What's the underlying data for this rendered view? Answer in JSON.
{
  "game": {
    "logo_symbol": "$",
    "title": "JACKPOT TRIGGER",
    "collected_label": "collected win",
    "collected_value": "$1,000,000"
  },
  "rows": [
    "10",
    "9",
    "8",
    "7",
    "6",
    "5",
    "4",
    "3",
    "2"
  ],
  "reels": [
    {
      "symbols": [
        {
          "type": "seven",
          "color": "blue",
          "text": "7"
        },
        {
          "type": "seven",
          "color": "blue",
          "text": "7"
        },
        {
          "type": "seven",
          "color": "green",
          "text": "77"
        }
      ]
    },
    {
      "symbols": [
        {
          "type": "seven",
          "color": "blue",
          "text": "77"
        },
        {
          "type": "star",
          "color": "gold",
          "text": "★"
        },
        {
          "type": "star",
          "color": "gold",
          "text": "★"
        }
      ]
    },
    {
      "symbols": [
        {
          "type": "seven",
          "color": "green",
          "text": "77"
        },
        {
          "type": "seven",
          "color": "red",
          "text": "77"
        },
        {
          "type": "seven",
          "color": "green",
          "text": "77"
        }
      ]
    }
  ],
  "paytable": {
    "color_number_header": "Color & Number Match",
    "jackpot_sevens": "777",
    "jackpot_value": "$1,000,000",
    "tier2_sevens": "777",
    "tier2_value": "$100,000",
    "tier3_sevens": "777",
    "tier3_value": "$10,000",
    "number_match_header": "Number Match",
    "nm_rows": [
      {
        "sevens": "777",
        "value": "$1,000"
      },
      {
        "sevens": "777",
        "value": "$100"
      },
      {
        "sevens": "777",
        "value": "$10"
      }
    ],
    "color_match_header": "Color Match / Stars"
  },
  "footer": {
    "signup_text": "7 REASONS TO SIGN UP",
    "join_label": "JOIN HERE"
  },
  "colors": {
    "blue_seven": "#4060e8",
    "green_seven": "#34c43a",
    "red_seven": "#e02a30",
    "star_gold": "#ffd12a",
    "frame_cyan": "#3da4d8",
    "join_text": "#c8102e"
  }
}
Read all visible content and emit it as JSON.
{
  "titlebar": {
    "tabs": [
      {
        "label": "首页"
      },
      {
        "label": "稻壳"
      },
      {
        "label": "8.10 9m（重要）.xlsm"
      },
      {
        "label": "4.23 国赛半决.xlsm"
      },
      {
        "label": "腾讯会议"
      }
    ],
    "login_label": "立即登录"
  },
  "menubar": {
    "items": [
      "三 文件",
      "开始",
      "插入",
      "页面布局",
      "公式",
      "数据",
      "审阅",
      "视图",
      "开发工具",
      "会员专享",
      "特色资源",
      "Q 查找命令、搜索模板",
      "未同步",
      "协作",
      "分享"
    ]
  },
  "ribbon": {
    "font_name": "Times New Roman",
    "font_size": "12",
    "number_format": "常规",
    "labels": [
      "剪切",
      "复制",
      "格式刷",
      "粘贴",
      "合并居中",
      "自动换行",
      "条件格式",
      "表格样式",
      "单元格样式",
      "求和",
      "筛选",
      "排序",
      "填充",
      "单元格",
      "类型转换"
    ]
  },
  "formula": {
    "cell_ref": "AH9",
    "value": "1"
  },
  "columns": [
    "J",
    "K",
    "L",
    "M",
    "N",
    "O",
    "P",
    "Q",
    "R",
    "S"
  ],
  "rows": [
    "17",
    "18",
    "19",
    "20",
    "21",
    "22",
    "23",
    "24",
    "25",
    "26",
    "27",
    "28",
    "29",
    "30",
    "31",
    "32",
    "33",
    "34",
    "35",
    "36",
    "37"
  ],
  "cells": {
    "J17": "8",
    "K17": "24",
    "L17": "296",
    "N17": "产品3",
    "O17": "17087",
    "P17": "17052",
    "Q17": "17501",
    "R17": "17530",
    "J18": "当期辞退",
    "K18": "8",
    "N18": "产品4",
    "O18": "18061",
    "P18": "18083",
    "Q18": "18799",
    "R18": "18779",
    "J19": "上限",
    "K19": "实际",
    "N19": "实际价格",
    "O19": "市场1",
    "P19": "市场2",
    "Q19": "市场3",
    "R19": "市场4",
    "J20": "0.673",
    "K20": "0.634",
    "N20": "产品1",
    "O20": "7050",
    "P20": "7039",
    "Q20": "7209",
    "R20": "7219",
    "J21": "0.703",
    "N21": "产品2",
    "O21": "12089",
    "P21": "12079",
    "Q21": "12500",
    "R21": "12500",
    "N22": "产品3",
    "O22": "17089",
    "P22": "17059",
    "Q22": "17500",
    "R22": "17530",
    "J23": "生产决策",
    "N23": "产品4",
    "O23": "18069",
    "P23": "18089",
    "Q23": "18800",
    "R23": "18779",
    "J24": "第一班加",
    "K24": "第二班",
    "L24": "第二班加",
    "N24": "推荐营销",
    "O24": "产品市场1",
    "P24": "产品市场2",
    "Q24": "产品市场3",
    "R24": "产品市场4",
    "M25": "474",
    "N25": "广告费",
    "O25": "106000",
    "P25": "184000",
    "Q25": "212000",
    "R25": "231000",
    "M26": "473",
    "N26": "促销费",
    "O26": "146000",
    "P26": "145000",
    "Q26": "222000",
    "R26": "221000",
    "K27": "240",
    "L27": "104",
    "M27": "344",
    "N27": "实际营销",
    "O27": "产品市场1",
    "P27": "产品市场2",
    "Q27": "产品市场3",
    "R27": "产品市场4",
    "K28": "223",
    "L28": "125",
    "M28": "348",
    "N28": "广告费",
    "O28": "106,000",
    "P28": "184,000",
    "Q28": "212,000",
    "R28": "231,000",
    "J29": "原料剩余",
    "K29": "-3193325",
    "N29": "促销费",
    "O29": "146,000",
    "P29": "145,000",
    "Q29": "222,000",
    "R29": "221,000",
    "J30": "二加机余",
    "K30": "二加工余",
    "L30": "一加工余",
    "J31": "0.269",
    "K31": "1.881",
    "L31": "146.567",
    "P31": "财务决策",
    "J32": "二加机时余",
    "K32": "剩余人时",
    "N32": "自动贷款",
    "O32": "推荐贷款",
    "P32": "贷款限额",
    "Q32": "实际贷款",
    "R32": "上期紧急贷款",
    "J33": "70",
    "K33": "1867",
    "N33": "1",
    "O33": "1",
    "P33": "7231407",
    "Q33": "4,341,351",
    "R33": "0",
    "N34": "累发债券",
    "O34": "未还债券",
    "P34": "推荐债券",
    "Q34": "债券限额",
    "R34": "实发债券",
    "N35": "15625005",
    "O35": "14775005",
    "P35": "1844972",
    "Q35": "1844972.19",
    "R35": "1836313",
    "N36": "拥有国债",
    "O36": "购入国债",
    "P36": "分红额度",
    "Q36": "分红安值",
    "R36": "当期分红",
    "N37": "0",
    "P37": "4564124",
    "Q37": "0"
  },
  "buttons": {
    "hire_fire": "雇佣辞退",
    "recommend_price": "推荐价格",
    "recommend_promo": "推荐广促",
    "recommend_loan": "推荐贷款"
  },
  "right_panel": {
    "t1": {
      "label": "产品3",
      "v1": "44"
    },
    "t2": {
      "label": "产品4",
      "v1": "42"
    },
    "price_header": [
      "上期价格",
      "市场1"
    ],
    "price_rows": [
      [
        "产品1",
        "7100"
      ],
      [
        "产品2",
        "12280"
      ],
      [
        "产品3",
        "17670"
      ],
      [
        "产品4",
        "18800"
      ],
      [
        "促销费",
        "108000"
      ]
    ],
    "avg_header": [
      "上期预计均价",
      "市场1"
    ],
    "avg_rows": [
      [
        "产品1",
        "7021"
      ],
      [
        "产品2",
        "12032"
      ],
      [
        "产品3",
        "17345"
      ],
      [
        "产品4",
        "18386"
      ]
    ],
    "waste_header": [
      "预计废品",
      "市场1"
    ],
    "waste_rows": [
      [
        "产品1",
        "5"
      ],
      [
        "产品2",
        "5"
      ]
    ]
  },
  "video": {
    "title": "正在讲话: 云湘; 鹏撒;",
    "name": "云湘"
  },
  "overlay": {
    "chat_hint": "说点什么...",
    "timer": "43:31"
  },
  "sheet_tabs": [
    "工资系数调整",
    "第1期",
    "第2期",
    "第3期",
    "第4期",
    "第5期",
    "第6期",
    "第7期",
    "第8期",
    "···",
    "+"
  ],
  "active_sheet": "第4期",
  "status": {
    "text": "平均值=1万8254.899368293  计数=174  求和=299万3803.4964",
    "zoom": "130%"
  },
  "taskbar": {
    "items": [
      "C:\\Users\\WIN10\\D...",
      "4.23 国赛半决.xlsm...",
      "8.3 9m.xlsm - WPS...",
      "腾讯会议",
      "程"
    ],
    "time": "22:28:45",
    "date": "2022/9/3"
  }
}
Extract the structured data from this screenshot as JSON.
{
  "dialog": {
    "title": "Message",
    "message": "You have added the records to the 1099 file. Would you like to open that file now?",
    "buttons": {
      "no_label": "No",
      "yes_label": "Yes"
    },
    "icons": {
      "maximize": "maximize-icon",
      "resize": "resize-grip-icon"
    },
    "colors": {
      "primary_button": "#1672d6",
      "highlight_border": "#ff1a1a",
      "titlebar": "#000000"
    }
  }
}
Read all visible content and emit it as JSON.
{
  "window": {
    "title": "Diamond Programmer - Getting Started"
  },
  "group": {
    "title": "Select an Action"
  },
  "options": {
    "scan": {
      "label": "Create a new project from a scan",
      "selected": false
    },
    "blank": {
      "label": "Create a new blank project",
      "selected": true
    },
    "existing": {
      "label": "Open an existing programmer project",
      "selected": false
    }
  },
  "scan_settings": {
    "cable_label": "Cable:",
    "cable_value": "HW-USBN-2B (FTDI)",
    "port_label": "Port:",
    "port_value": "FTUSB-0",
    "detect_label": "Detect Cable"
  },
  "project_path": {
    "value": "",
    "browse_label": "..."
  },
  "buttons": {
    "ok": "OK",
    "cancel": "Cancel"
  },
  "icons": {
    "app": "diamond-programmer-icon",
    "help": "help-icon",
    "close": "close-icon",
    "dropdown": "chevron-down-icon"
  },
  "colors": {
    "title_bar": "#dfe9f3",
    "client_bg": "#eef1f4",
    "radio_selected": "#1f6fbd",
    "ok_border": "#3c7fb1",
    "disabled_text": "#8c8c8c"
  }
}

---------------

Requirements:
Repeat exactly the lines from the line containing "Extract the structured" through the last line of the records above, including both, and nothing else.

Completed task:
Extract the structured data from this screenshot as JSON.
{
  "dialog": {
    "title": "Message",
    "message": "You have added the records to the 1099 file. Would you like to open that file now?",
    "buttons": {
      "no_label": "No",
      "yes_label": "Yes"
    },
    "icons": {
      "maximize": "maximize-icon",
      "resize": "resize-grip-icon"
    },
    "colors": {
      "primary_button": "#1672d6",
      "highlight_border": "#ff1a1a",
      "titlebar": "#000000"
    }
  }
}
Read all visible content and emit it as JSON.
{
  "window": {
    "title": "Diamond Programmer - Getting Started"
  },
  "group": {
    "title": "Select an Action"
  },
  "options": {
    "scan": {
      "label": "Create a new project from a scan",
      "selected": false
    },
    "blank": {
      "label": "Create a new blank project",
      "selected": true
    },
    "existing": {
      "label": "Open an existing programmer project",
      "selected": false
    }
  },
  "scan_settings": {
    "cable_label": "Cable:",
    "cable_value": "HW-USBN-2B (FTDI)",
    "port_label": "Port:",
    "port_value": "FTUSB-0",
    "detect_label": "Detect Cable"
  },
  "project_path": {
    "value": "",
    "browse_label": "..."
  },
  "buttons": {
    "ok": "OK",
    "cancel": "Cancel"
  },
  "icons": {
    "app": "diamond-programmer-icon",
    "help": "help-icon",
    "close": "close-icon",
    "dropdown": "chevron-down-icon"
  },
  "colors": {
    "title_bar": "#dfe9f3",
    "client_bg": "#eef1f4",
    "radio_selected": "#1f6fbd",
    "ok_border": "#3c7fb1",
    "disabled_text": "#8c8c8c"
  }
}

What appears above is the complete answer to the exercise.